> AIM OF THE TASK
A line counts if it contains the word "between" at least once. State how many such lines the records contain, giving the number alone.

> ROWS
-- START --
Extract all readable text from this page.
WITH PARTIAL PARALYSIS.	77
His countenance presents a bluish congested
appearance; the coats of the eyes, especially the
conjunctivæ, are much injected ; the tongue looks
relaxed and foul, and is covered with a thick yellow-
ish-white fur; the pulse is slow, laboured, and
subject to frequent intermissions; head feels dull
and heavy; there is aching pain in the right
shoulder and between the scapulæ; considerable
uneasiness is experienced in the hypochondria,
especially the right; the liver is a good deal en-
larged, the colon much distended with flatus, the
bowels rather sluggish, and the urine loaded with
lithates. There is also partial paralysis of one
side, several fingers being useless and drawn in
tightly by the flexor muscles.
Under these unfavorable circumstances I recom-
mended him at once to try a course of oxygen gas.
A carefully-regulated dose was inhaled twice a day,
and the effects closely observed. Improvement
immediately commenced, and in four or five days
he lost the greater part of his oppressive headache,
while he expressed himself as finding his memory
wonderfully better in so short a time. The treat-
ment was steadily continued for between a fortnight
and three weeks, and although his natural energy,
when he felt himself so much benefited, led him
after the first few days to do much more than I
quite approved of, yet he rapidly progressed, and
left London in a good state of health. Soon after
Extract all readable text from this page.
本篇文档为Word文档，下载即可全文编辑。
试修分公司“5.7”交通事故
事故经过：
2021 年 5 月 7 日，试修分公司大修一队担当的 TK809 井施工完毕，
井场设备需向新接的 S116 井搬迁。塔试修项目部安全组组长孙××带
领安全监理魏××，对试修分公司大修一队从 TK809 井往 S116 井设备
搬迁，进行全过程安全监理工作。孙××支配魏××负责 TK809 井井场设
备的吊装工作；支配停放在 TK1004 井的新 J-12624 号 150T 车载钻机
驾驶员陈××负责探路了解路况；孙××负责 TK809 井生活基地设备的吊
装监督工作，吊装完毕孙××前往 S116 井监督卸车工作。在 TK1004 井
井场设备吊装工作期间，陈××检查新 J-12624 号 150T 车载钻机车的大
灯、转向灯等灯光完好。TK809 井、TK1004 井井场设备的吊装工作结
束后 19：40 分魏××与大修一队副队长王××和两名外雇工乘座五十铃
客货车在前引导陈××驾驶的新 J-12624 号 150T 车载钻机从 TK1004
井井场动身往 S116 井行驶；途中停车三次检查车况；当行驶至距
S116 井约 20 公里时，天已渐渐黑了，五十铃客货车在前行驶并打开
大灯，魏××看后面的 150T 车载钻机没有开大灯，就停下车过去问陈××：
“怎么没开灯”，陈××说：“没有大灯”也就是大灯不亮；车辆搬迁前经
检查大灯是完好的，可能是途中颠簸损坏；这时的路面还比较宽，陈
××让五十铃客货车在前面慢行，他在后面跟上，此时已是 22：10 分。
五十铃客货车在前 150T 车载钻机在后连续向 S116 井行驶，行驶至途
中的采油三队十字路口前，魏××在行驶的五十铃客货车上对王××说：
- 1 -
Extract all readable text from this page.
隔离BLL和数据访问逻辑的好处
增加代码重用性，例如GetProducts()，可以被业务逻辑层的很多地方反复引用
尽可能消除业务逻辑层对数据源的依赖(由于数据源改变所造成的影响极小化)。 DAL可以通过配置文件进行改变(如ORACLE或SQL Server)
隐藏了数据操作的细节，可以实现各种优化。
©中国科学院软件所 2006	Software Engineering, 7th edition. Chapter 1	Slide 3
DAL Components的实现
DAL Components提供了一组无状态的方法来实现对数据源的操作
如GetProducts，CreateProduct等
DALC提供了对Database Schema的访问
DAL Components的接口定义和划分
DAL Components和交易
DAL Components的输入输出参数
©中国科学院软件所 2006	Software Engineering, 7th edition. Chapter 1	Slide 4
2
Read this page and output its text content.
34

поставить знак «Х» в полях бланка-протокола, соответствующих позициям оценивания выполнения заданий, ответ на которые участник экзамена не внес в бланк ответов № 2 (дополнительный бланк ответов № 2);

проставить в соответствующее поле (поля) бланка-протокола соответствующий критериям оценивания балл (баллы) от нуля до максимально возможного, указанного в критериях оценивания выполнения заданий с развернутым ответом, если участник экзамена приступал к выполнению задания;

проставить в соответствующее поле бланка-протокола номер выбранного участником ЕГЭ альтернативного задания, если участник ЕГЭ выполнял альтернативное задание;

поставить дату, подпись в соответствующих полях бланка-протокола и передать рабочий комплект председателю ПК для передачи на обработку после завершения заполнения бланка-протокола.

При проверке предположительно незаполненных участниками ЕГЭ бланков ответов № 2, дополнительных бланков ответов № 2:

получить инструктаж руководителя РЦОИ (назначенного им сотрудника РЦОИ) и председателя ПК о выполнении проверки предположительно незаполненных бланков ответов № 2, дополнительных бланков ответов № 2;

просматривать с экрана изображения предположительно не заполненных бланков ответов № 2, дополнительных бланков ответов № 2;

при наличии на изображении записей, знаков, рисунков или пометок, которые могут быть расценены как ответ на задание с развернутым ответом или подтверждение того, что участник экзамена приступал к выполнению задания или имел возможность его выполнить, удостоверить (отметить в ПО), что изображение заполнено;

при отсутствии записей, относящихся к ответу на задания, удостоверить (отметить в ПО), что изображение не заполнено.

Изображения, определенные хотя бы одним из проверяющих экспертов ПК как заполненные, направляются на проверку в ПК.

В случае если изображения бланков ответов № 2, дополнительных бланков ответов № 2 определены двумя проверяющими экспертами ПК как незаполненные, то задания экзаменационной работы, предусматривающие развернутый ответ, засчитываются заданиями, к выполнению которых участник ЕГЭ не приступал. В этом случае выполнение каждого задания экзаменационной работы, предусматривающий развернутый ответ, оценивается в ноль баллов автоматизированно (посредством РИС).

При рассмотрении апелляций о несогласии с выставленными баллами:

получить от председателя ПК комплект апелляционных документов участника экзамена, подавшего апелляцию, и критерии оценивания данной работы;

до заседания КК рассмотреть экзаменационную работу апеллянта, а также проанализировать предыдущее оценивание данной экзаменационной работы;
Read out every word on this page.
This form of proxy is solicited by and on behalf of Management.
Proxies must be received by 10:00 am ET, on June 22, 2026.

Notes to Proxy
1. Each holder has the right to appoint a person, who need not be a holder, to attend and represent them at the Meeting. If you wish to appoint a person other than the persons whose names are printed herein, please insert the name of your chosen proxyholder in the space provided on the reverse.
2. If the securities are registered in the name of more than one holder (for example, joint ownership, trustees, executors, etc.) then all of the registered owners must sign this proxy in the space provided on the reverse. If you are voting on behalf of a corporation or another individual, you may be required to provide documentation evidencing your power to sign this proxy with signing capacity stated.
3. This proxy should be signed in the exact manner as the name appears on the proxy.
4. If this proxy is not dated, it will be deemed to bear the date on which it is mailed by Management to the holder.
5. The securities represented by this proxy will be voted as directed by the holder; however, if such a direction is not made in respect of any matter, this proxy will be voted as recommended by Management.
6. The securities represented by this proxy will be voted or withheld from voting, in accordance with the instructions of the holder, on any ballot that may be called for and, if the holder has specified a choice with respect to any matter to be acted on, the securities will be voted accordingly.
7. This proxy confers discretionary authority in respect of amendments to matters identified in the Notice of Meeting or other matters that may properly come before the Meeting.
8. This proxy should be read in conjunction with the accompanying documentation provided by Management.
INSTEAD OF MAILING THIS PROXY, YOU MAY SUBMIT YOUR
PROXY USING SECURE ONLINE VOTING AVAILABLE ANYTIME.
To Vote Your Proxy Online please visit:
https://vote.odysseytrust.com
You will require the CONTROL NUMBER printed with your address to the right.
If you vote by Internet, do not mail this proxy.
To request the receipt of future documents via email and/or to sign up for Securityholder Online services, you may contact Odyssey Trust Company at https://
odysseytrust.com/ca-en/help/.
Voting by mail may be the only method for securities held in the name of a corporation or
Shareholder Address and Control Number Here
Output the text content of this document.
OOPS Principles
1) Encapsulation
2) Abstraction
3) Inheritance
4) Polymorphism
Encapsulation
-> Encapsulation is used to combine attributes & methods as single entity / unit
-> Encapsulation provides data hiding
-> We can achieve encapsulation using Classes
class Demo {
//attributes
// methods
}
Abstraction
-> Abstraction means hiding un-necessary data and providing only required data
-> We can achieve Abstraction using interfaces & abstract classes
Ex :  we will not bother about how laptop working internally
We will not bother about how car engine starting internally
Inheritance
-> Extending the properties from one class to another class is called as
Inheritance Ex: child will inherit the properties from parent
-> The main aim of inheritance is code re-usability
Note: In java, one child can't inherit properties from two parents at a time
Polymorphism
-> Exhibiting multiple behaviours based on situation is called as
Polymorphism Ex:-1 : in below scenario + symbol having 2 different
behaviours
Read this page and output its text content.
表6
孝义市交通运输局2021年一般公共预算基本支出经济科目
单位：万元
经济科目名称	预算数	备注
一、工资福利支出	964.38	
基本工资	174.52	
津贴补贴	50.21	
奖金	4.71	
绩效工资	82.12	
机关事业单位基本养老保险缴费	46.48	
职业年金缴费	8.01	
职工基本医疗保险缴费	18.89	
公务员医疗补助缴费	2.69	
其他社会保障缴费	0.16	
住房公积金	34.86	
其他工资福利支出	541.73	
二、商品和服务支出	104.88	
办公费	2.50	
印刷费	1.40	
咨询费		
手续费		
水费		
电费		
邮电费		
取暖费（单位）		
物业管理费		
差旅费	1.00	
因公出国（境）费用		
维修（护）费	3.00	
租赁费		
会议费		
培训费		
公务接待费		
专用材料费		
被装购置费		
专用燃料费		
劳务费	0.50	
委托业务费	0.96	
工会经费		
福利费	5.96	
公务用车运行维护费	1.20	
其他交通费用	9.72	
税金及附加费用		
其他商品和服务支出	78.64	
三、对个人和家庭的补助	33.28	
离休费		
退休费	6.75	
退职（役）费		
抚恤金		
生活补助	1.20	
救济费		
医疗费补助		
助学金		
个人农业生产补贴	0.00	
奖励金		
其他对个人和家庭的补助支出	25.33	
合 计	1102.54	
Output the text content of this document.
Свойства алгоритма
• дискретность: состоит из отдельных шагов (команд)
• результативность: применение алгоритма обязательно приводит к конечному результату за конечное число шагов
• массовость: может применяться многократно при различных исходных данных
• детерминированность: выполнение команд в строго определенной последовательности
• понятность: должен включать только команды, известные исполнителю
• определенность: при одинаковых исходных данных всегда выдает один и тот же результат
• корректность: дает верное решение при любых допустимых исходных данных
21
-- END --
> WORKED SOLUTION
2